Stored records
::::
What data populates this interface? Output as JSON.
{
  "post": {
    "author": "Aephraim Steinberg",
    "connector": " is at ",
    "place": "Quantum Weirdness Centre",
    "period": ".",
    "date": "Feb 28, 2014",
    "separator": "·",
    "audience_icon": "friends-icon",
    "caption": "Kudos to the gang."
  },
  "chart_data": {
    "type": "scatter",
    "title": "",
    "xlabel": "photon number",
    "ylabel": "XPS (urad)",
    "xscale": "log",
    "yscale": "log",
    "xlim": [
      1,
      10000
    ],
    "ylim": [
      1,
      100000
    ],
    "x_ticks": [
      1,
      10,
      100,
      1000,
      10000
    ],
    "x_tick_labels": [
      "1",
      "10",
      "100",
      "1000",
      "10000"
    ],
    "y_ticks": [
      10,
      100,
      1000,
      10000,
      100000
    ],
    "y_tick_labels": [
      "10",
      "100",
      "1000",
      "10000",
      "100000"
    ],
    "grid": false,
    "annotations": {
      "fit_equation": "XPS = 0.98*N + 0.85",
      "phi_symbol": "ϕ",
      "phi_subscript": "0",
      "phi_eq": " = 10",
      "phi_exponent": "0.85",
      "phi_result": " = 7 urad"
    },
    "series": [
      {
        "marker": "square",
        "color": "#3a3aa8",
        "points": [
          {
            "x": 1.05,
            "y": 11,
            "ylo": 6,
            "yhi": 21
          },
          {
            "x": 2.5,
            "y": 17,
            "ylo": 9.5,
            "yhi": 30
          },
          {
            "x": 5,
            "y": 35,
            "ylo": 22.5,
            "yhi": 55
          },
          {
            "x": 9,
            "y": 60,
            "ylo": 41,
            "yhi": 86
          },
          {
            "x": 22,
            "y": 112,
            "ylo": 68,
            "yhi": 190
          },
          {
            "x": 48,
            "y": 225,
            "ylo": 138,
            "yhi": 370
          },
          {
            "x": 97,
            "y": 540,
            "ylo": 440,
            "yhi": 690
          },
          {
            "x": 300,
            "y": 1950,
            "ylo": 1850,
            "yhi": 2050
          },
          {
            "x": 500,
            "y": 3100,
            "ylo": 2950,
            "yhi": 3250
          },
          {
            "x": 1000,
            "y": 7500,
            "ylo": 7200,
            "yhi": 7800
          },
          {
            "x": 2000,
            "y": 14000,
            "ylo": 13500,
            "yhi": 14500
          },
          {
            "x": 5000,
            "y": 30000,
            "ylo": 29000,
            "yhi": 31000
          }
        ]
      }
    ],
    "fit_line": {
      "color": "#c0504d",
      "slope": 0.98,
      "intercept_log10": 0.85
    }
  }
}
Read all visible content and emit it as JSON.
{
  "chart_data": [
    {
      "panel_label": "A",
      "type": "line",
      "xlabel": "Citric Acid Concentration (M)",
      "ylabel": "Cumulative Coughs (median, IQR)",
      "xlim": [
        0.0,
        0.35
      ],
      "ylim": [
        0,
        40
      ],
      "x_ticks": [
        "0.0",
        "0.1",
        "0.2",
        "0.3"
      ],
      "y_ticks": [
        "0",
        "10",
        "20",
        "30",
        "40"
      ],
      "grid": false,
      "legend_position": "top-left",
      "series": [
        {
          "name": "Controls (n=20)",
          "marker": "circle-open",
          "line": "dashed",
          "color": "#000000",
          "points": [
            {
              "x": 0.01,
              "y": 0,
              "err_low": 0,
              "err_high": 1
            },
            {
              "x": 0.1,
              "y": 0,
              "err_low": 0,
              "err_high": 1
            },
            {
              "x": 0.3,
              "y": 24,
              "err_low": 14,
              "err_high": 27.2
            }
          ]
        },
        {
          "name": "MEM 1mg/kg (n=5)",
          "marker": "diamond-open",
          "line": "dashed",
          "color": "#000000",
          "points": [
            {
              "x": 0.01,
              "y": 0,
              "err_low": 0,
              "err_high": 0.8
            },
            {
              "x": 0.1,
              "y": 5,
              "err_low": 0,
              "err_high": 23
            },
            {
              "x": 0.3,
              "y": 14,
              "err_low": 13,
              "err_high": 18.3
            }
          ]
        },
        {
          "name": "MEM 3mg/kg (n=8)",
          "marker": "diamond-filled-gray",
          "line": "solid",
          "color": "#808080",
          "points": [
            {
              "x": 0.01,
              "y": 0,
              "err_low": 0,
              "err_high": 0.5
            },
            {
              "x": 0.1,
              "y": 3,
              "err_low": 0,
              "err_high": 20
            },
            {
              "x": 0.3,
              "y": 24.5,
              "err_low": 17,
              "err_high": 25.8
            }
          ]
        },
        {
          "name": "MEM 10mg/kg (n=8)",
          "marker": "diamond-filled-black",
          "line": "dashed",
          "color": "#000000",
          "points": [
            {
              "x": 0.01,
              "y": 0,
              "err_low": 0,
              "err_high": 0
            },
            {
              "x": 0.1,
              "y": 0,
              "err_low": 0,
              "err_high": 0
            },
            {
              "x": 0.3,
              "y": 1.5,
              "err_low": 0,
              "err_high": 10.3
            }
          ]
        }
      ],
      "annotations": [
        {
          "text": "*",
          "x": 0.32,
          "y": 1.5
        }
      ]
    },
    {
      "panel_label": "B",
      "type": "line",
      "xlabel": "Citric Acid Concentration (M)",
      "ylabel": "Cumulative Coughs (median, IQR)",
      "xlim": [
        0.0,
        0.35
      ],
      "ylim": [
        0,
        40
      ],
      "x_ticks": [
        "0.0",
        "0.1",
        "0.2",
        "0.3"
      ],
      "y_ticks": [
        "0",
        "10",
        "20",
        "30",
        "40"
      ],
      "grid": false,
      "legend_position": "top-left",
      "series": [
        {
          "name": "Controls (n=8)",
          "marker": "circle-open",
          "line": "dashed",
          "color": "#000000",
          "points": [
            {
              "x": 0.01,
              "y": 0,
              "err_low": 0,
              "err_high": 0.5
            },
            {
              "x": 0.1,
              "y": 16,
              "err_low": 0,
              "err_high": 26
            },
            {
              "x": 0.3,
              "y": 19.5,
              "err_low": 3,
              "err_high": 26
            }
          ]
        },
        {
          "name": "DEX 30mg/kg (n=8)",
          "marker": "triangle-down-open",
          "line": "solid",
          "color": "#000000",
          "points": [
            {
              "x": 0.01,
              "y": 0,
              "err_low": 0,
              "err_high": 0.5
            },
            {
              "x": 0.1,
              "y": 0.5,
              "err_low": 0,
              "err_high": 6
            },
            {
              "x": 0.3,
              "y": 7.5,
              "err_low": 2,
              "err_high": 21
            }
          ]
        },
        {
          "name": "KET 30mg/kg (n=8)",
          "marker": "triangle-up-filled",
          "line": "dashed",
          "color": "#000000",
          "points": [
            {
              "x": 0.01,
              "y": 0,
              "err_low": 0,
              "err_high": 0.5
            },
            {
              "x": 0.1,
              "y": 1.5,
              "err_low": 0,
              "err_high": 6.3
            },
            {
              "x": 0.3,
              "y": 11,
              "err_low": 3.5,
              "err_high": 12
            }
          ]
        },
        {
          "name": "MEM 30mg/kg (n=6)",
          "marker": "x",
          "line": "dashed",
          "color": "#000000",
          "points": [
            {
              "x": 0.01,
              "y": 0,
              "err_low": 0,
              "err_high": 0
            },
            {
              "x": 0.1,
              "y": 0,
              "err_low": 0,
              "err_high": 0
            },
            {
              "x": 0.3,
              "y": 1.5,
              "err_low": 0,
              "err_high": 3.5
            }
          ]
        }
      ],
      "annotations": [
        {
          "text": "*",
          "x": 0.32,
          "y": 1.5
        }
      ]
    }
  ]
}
::::
## What the task asks
Print the listing above in full, exactly as it is.

## Response below
What data populates this interface? Output as JSON.
{
  "post": {
    "author": "Aephraim Steinberg",
    "connector": " is at ",
    "place": "Quantum Weirdness Centre",
    "period": ".",
    "date": "Feb 28, 2014",
    "separator": "·",
    "audience_icon": "friends-icon",
    "caption": "Kudos to the gang."
  },
  "chart_data": {
    "type": "scatter",
    "title": "",
    "xlabel": "photon number",
    "ylabel": "XPS (urad)",
    "xscale": "log",
    "yscale": "log",
    "xlim": [
      1,
      10000
    ],
    "ylim": [
      1,
      100000
    ],
    "x_ticks": [
      1,
      10,
      100,
      1000,
      10000
    ],
    "x_tick_labels": [
      "1",
      "10",
      "100",
      "1000",
      "10000"
    ],
    "y_ticks": [
      10,
      100,
      1000,
      10000,
      100000
    ],
    "y_tick_labels": [
      "10",
      "100",
      "1000",
      "10000",
      "100000"
    ],
    "grid": false,
    "annotations": {
      "fit_equation": "XPS = 0.98*N + 0.85",
      "phi_symbol": "ϕ",
      "phi_subscript": "0",
      "phi_eq": " = 10",
      "phi_exponent": "0.85",
      "phi_result": " = 7 urad"
    },
    "series": [
      {
        "marker": "square",
        "color": "#3a3aa8",
        "points": [
          {
            "x": 1.05,
            "y": 11,
            "ylo": 6,
            "yhi": 21
          },
          {
            "x": 2.5,
            "y": 17,
            "ylo": 9.5,
            "yhi": 30
          },
          {
            "x": 5,
            "y": 35,
            "ylo": 22.5,
            "yhi": 55
          },
          {
            "x": 9,
            "y": 60,
            "ylo": 41,
            "yhi": 86
          },
          {
            "x": 22,
            "y": 112,
            "ylo": 68,
            "yhi": 190
          },
          {
            "x": 48,
            "y": 225,
            "ylo": 138,
            "yhi": 370
          },
          {
            "x": 97,
            "y": 540,
            "ylo": 440,
            "yhi": 690
          },
          {
            "x": 300,
            "y": 1950,
            "ylo": 1850,
            "yhi": 2050
          },
          {
            "x": 500,
            "y": 3100,
            "ylo": 2950,
            "yhi": 3250
          },
          {
            "x": 1000,
            "y": 7500,
            "ylo": 7200,
            "yhi": 7800
          },
          {
            "x": 2000,
            "y": 14000,
            "ylo": 13500,
            "yhi": 14500
          },
          {
            "x": 5000,
            "y": 30000,
            "ylo": 29000,
            "yhi": 31000
          }
        ]
      }
    ],
    "fit_line": {
      "color": "#c0504d",
      "slope": 0.98,
      "intercept_log10": 0.85
    }
  }
}
Read all visible content and emit it as JSON.
{
  "chart_data": [
    {
      "panel_label": "A",
      "type": "line",
      "xlabel": "Citric Acid Concentration (M)",
      "ylabel": "Cumulative Coughs (median, IQR)",
      "xlim": [
        0.0,
        0.35
      ],
      "ylim": [
        0,
        40
      ],
      "x_ticks": [
        "0.0",
        "0.1",
        "0.2",
        "0.3"
      ],
      "y_ticks": [
        "0",
        "10",
        "20",
        "30",
        "40"
      ],
      "grid": false,
      "legend_position": "top-left",
      "series": [
        {
          "name": "Controls (n=20)",
          "marker": "circle-open",
          "line": "dashed",
          "color": "#000000",
          "points": [
            {
              "x": 0.01,
              "y": 0,
              "err_low": 0,
              "err_high": 1
            },
            {
              "x": 0.1,
              "y": 0,
              "err_low": 0,
              "err_high": 1
            },
            {
              "x": 0.3,
              "y": 24,
              "err_low": 14,
              "err_high": 27.2
            }
          ]
        },
        {
          "name": "MEM 1mg/kg (n=5)",
          "marker": "diamond-open",
          "line": "dashed",
          "color": "#000000",
          "points": [
            {
              "x": 0.01,
              "y": 0,
              "err_low": 0,
              "err_high": 0.8
            },
            {
              "x": 0.1,
              "y": 5,
              "err_low": 0,
              "err_high": 23
            },
            {
              "x": 0.3,
              "y": 14,
              "err_low": 13,
              "err_high": 18.3
            }
          ]
        },
        {
          "name": "MEM 3mg/kg (n=8)",
          "marker": "diamond-filled-gray",
          "line": "solid",
          "color": "#808080",
          "points": [
            {
              "x": 0.01,
              "y": 0,
              "err_low": 0,
              "err_high": 0.5
            },
            {
              "x": 0.1,
              "y": 3,
              "err_low": 0,
              "err_high": 20
            },
            {
              "x": 0.3,
              "y": 24.5,
              "err_low": 17,
              "err_high": 25.8
            }
          ]
        },
        {
          "name": "MEM 10mg/kg (n=8)",
          "marker": "diamond-filled-black",
          "line": "dashed",
          "color": "#000000",
          "points": [
            {
              "x": 0.01,
              "y": 0,
              "err_low": 0,
              "err_high": 0
            },
            {
              "x": 0.1,
              "y": 0,
              "err_low": 0,
              "err_high": 0
            },
            {
              "x": 0.3,
              "y": 1.5,
              "err_low": 0,
              "err_high": 10.3
            }
          ]
        }
      ],
      "annotations": [
        {
          "text": "*",
          "x": 0.32,
          "y": 1.5
        }
      ]
    },
    {
      "panel_label": "B",
      "type": "line",
      "xlabel": "Citric Acid Concentration (M)",
      "ylabel": "Cumulative Coughs (median, IQR)",
      "xlim": [
        0.0,
        0.35
      ],
      "ylim": [
        0,
        40
      ],
      "x_ticks": [
        "0.0",
        "0.1",
        "0.2",
        "0.3"
      ],
      "y_ticks": [
        "0",
        "10",
        "20",
        "30",
        "40"
      ],
      "grid": false,
      "legend_position": "top-left",
      "series": [
        {
          "name": "Controls (n=8)",
          "marker": "circle-open",
          "line": "dashed",
          "color": "#000000",
          "points": [
            {
              "x": 0.01,
              "y": 0,
              "err_low": 0,
              "err_high": 0.5
            },
            {
              "x": 0.1,
              "y": 16,
              "err_low": 0,
              "err_high": 26
            },
            {
              "x": 0.3,
              "y": 19.5,
              "err_low": 3,
              "err_high": 26
            }
          ]
        },
        {
          "name": "DEX 30mg/kg (n=8)",
          "marker": "triangle-down-open",
          "line": "solid",
          "color": "#000000",
          "points": [
            {
              "x": 0.01,
              "y": 0,
              "err_low": 0,
              "err_high": 0.5
            },
            {
              "x": 0.1,
              "y": 0.5,
              "err_low": 0,
              "err_high": 6
            },
            {
              "x": 0.3,
              "y": 7.5,
              "err_low": 2,
              "err_high": 21
            }
          ]
        },
        {
          "name": "KET 30mg/kg (n=8)",
          "marker": "triangle-up-filled",
          "line": "dashed",
          "color": "#000000",
          "points": [
            {
              "x": 0.01,
              "y": 0,
              "err_low": 0,
              "err_high": 0.5
            },
            {
              "x": 0.1,
              "y": 1.5,
              "err_low": 0,
              "err_high": 6.3
            },
            {
              "x": 0.3,
              "y": 11,
              "err_low": 3.5,
              "err_high": 12
            }
          ]
        },
        {
          "name": "MEM 30mg/kg (n=6)",
          "marker": "x",
          "line": "dashed",
          "color": "#000000",
          "points": [
            {
              "x": 0.01,
              "y": 0,
              "err_low": 0,
              "err_high": 0
            },
            {
              "x": 0.1,
              "y": 0,
              "err_low": 0,
              "err_high": 0
            },
            {
              "x": 0.3,
              "y": 1.5,
              "err_low": 0,
              "err_high": 3.5
            }
          ]
        }
      ],
      "annotations": [
        {
          "text": "*",
          "x": 0.32,
          "y": 1.5
        }
      ]
    }
  ]
}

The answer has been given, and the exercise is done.